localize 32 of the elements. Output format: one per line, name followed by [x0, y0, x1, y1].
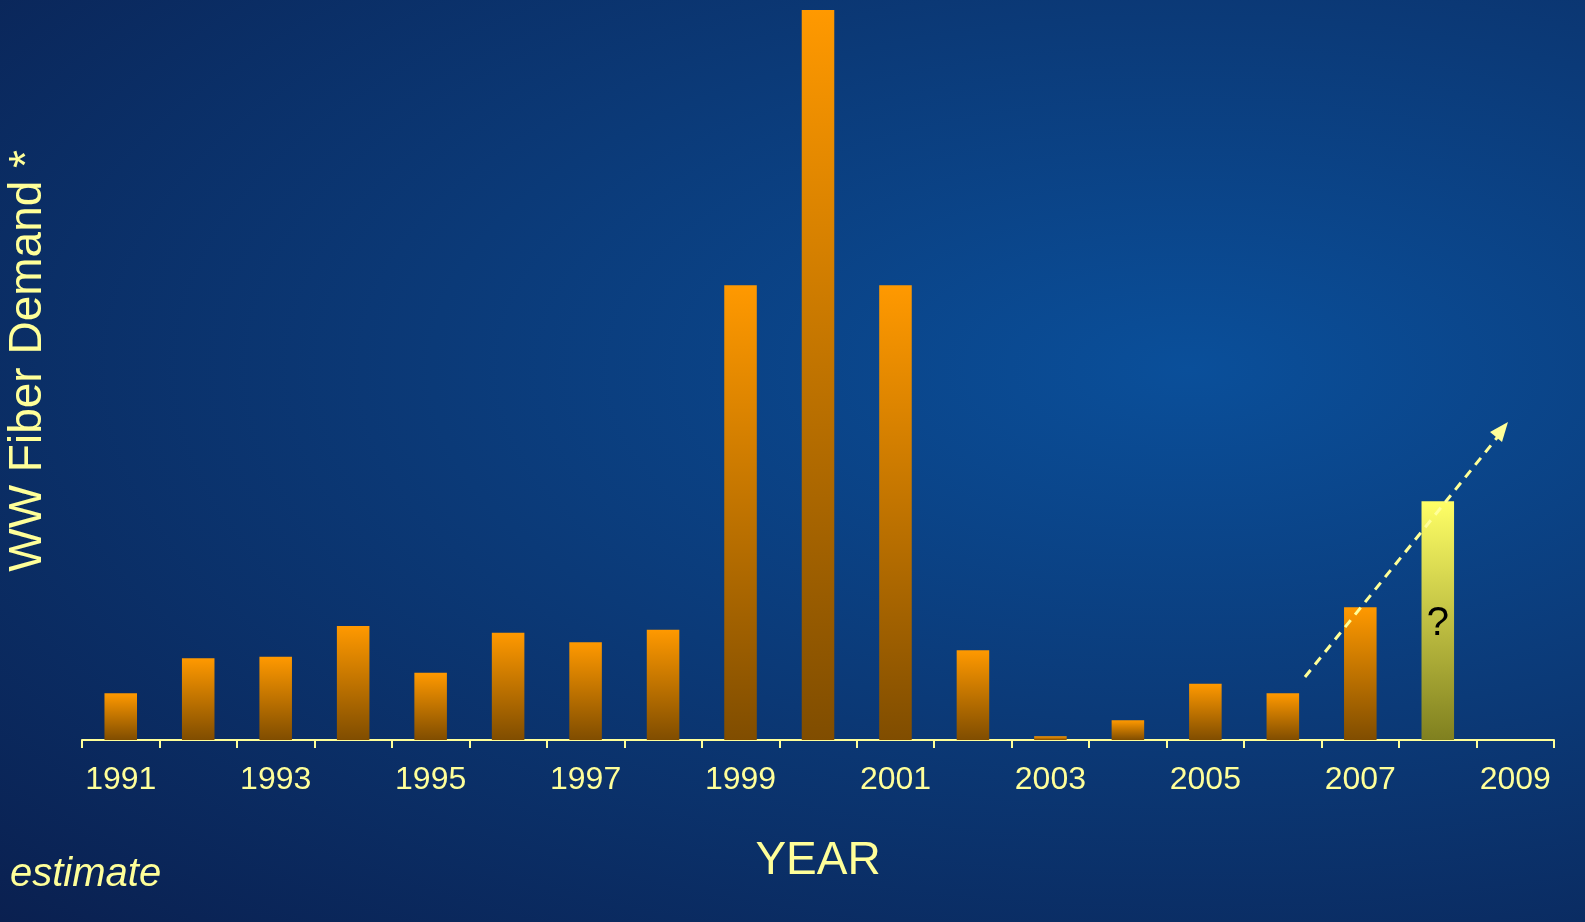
bar — [1189, 683, 1222, 740]
x-tick-label: 2001 — [859, 760, 932, 796]
bar — [259, 656, 292, 740]
bar — [956, 650, 990, 740]
bar — [104, 693, 138, 740]
bar — [1111, 720, 1145, 740]
bar — [1266, 693, 1300, 740]
bar — [1034, 736, 1067, 740]
bar — [336, 626, 370, 740]
x-tick-label: 2003 — [1014, 760, 1087, 796]
text: estimate — [10, 850, 162, 894]
x-tick-label: 1997 — [549, 760, 622, 796]
bar — [569, 642, 602, 740]
bar — [1421, 501, 1455, 740]
x-tick-label: 2009 — [1479, 760, 1551, 796]
x-tick-label: 2007 — [1324, 760, 1396, 796]
x-tick-label: 1995 — [395, 760, 467, 796]
bar — [879, 285, 912, 740]
bar — [724, 285, 757, 740]
x-tick-label: 1999 — [704, 760, 777, 796]
bar — [414, 672, 447, 740]
y-axis-title: WW Fiber Demand * — [0, 149, 51, 572]
x-tick-label: 2005 — [1169, 760, 1241, 796]
bar — [801, 10, 835, 740]
x-axis-title: YEAR — [755, 832, 881, 884]
bar — [646, 629, 680, 740]
x-tick-label: 1993 — [240, 760, 312, 796]
bar — [491, 632, 525, 740]
bar — [181, 658, 215, 740]
bar — [1344, 607, 1377, 740]
x-tick-label: 1991 — [85, 760, 157, 796]
annotation: ? — [1426, 598, 1449, 643]
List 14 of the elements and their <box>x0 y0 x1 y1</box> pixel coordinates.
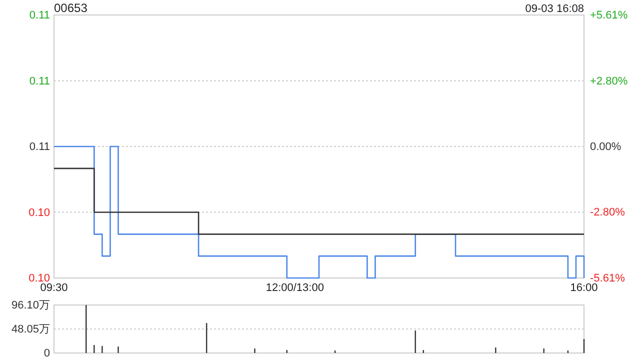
y2-tick-label: 0.00% <box>590 141 622 154</box>
chart-title: 00653 <box>54 1 88 15</box>
x-tick-label: 12:00/13:00 <box>266 282 324 294</box>
y-tick-label: 0.10 <box>28 206 50 219</box>
y-tick-label: 0.11 <box>29 141 50 154</box>
y2-tick-label: +2.80% <box>590 75 628 88</box>
y-tick-label: 0 <box>44 348 50 360</box>
y-tick-label: 96.10万 <box>11 300 50 312</box>
y2-tick-label: -2.80% <box>590 206 626 219</box>
y-tick-label: 0.11 <box>29 75 50 88</box>
annotation: 09-03 16:08 <box>525 3 584 15</box>
y2-tick-label: +5.61% <box>590 10 628 22</box>
y-tick-label: 48.05万 <box>11 324 50 336</box>
y-tick-label: 0.11 <box>29 10 50 22</box>
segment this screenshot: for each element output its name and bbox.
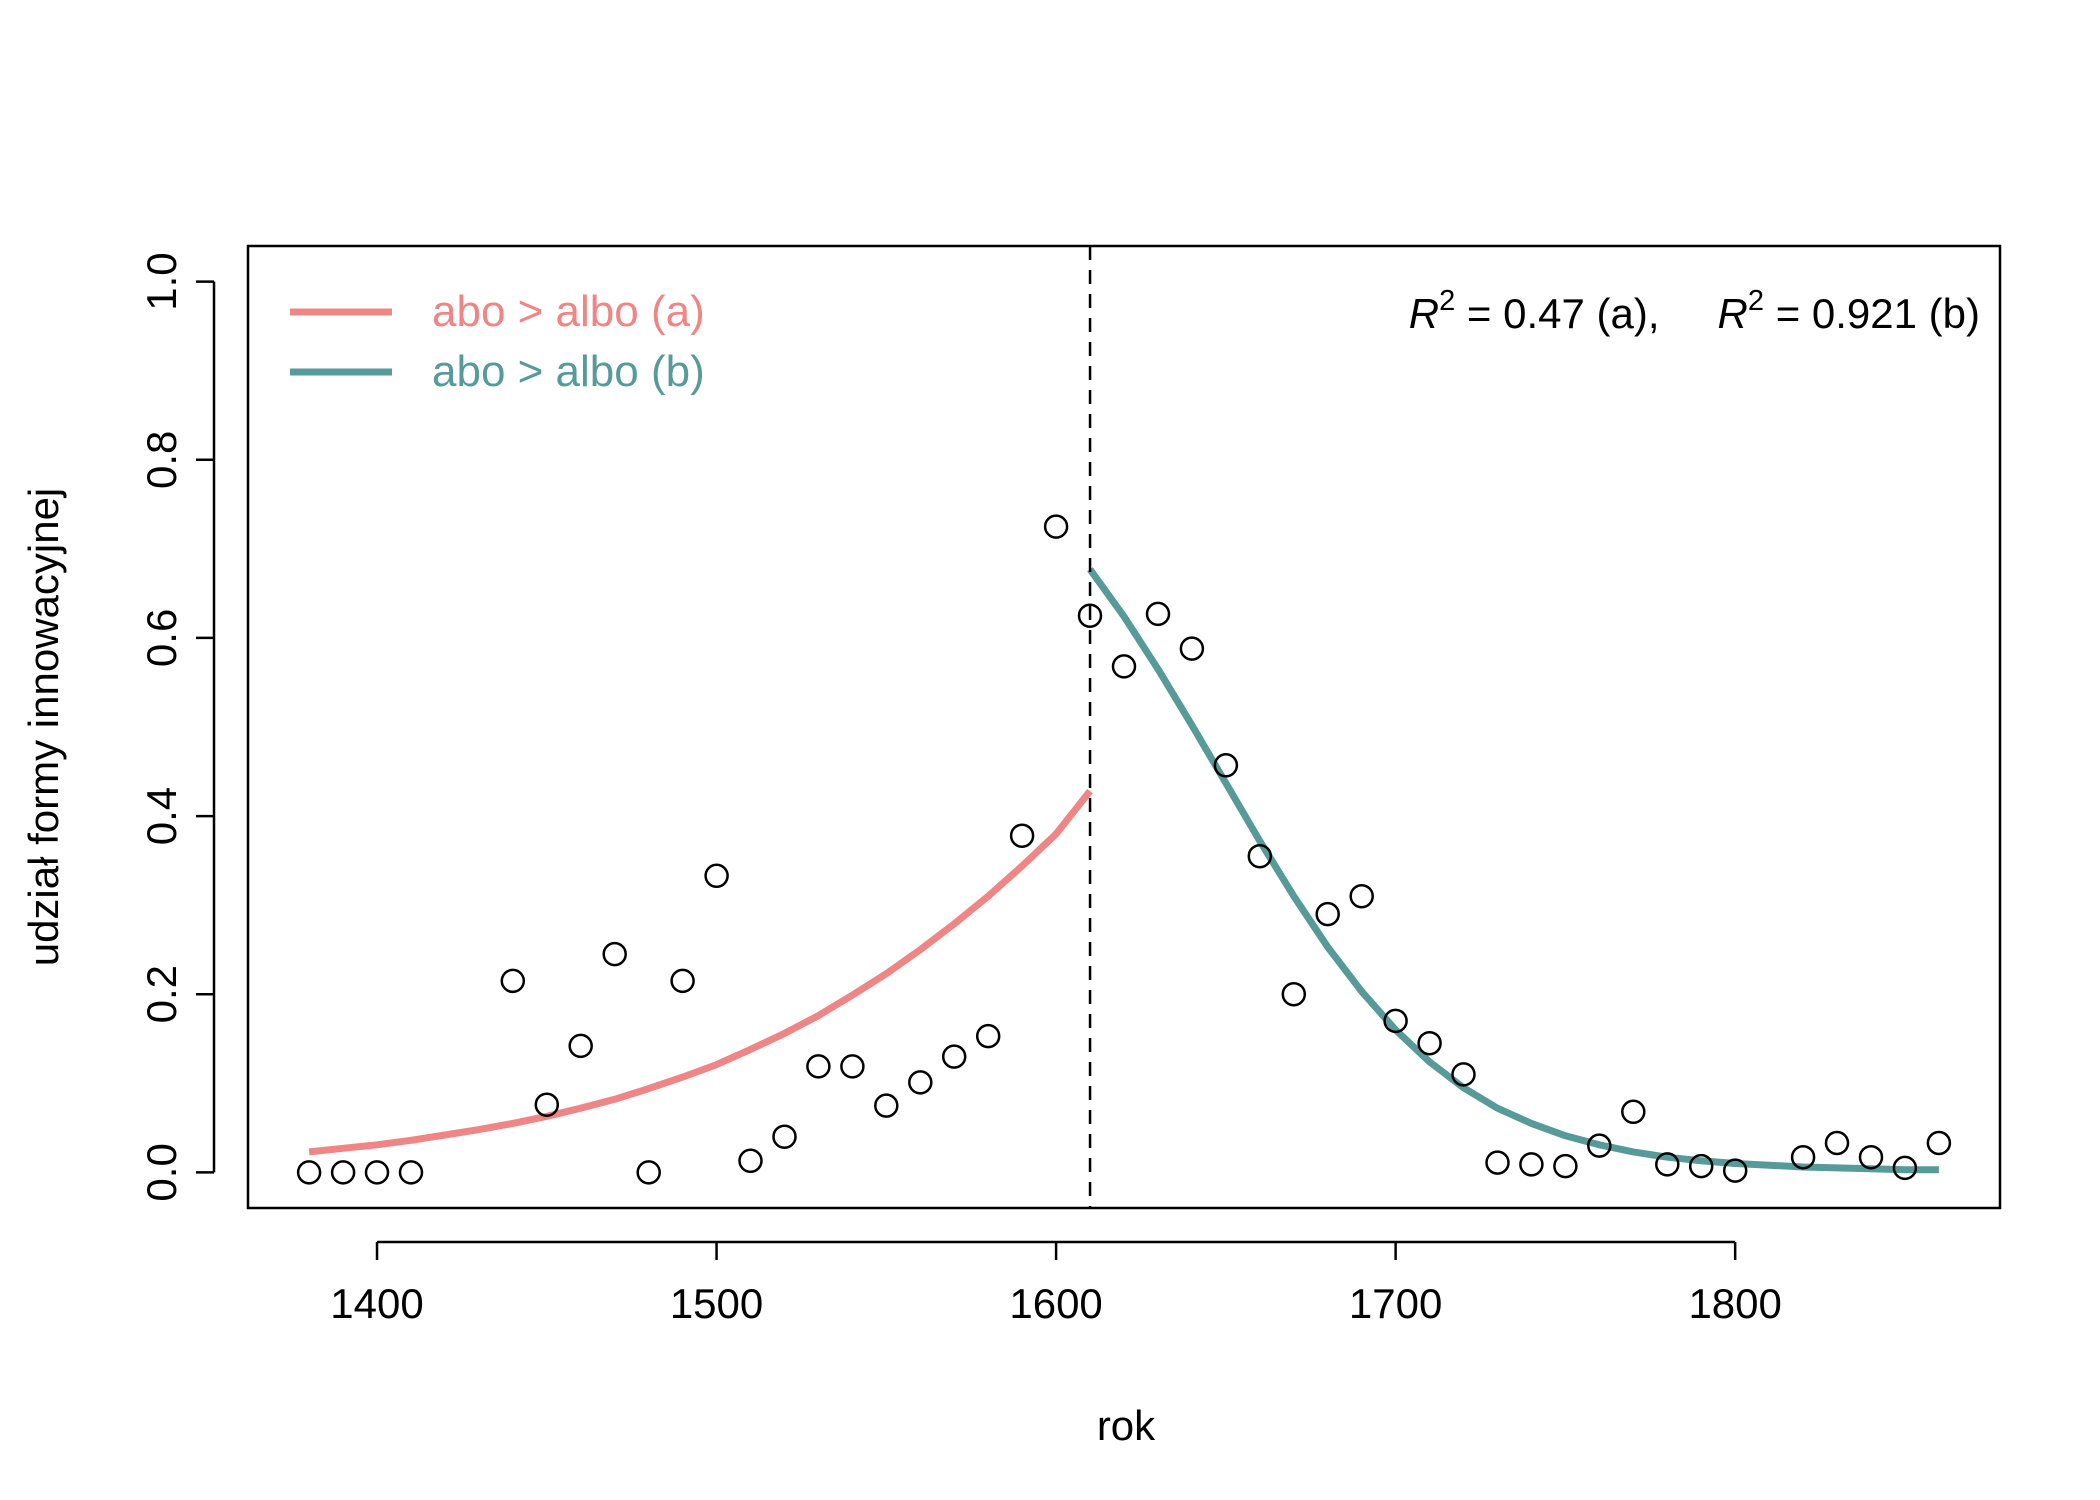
x-tick-label: 1400 bbox=[330, 1280, 423, 1327]
data-point bbox=[772, 1124, 797, 1149]
y-axis-label: udział formy innowacyjnej bbox=[20, 488, 67, 967]
data-point bbox=[1179, 636, 1205, 661]
data-point bbox=[908, 1070, 933, 1095]
fit-curve-a bbox=[308, 788, 1093, 1156]
r-symbol-a: R bbox=[1409, 290, 1439, 337]
data-point bbox=[1722, 1158, 1748, 1183]
data-point bbox=[1485, 1150, 1510, 1175]
legend: abo > albo (a) abo > albo (b) bbox=[290, 287, 705, 396]
data-point bbox=[636, 1160, 661, 1185]
data-point bbox=[941, 1044, 967, 1069]
data-point bbox=[1587, 1133, 1612, 1158]
data-point bbox=[1111, 654, 1137, 679]
data-point bbox=[1926, 1130, 1952, 1156]
data-point bbox=[1247, 843, 1273, 869]
data-point bbox=[602, 941, 627, 967]
data-point bbox=[364, 1160, 390, 1185]
x-tick-label: 1500 bbox=[670, 1280, 763, 1327]
y-axis: 0.0 0.2 0.4 0.6 0.8 1.0 bbox=[138, 252, 216, 1202]
data-point bbox=[1043, 514, 1069, 539]
data-point bbox=[296, 1160, 322, 1185]
y-tick-label: 0.4 bbox=[138, 787, 185, 845]
legend-label-b: abo > albo (b) bbox=[432, 347, 705, 396]
data-point bbox=[670, 968, 695, 994]
data-point bbox=[1383, 1008, 1408, 1034]
data-point bbox=[534, 1092, 560, 1117]
data-point bbox=[1417, 1030, 1442, 1056]
data-point bbox=[1858, 1144, 1884, 1170]
plot-frame bbox=[246, 244, 2002, 1210]
y-tick-label: 1.0 bbox=[138, 252, 185, 310]
r-squared-b-value: = 0.921 (b) bbox=[1764, 290, 1980, 337]
legend-label-a: abo > albo (a) bbox=[432, 287, 705, 336]
x-tick-label: 1700 bbox=[1349, 1280, 1442, 1327]
y-tick-label: 0.6 bbox=[138, 609, 185, 667]
y-tick-label: 0.0 bbox=[138, 1143, 185, 1201]
data-point bbox=[1145, 601, 1171, 627]
data-point bbox=[1892, 1155, 1918, 1181]
data-point bbox=[840, 1054, 865, 1079]
r-symbol-b: R bbox=[1718, 290, 1748, 337]
data-point bbox=[806, 1054, 831, 1079]
x-tick-label: 1600 bbox=[1009, 1280, 1102, 1327]
r-exponent-a: 2 bbox=[1439, 285, 1455, 317]
data-point bbox=[500, 968, 526, 994]
data-point bbox=[1349, 883, 1374, 909]
x-axis: 1400 1500 1600 1700 1800 bbox=[330, 1240, 1782, 1327]
data-point bbox=[398, 1160, 424, 1185]
x-tick-label: 1800 bbox=[1688, 1280, 1781, 1327]
data-point bbox=[1655, 1152, 1680, 1177]
data-point bbox=[1621, 1099, 1646, 1125]
data-point bbox=[1451, 1062, 1476, 1087]
data-point bbox=[704, 863, 729, 889]
r-squared-annotation: R2 = 0.47 (a), R2 = 0.921 (b) bbox=[1409, 285, 1980, 337]
data-point bbox=[975, 1023, 1001, 1049]
data-point bbox=[330, 1160, 356, 1185]
data-point bbox=[738, 1148, 763, 1174]
data-point bbox=[1824, 1130, 1850, 1156]
r-exponent-b: 2 bbox=[1748, 285, 1764, 317]
data-point bbox=[1077, 603, 1103, 628]
data-point bbox=[874, 1093, 899, 1118]
data-point bbox=[1688, 1153, 1714, 1179]
data-point bbox=[1553, 1153, 1578, 1179]
y-tick-label: 0.2 bbox=[138, 965, 185, 1023]
data-point bbox=[1009, 823, 1035, 848]
y-tick-label: 0.8 bbox=[138, 431, 185, 489]
x-axis-label: rok bbox=[1097, 1402, 1156, 1449]
data-point bbox=[1213, 753, 1239, 778]
data-points bbox=[296, 514, 1952, 1185]
data-point bbox=[1281, 981, 1307, 1007]
data-point bbox=[1519, 1152, 1544, 1177]
data-point bbox=[568, 1033, 593, 1059]
data-point bbox=[1790, 1144, 1816, 1170]
data-point bbox=[1315, 901, 1340, 927]
r-squared-a-value: = 0.47 (a), bbox=[1455, 290, 1659, 337]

______________________________

Job. Copy out verbatim every row in the stretch from the one containing "x-tick-label: 1400 bbox=[330, 1280, 423, 1327]" through the one containing "y-axis: 0.0 0.2", inclusive of both.

Correct response.
x-tick-label: 1400 bbox=[330, 1280, 423, 1327]
data-point bbox=[772, 1124, 797, 1149]
y-axis-label: udział formy innowacyjnej bbox=[20, 488, 67, 967]
data-point bbox=[1179, 636, 1205, 661]
data-point bbox=[908, 1070, 933, 1095]
fit-curve-a bbox=[308, 788, 1093, 1156]
r-symbol-a: R bbox=[1409, 290, 1439, 337]
data-point bbox=[1722, 1158, 1748, 1183]
data-point bbox=[1485, 1150, 1510, 1175]
legend: abo > albo (a) abo > albo (b) bbox=[290, 287, 705, 396]
data-point bbox=[636, 1160, 661, 1185]
data-point bbox=[941, 1044, 967, 1069]
data-point bbox=[1587, 1133, 1612, 1158]
data-point bbox=[1111, 654, 1137, 679]
data-point bbox=[1926, 1130, 1952, 1156]
data-point bbox=[1247, 843, 1273, 869]
data-point bbox=[602, 941, 627, 967]
data-point bbox=[364, 1160, 390, 1185]
x-tick-label: 1500 bbox=[670, 1280, 763, 1327]
y-axis: 0.0 0.2 0.4 0.6 0.8 1.0 bbox=[138, 252, 216, 1202]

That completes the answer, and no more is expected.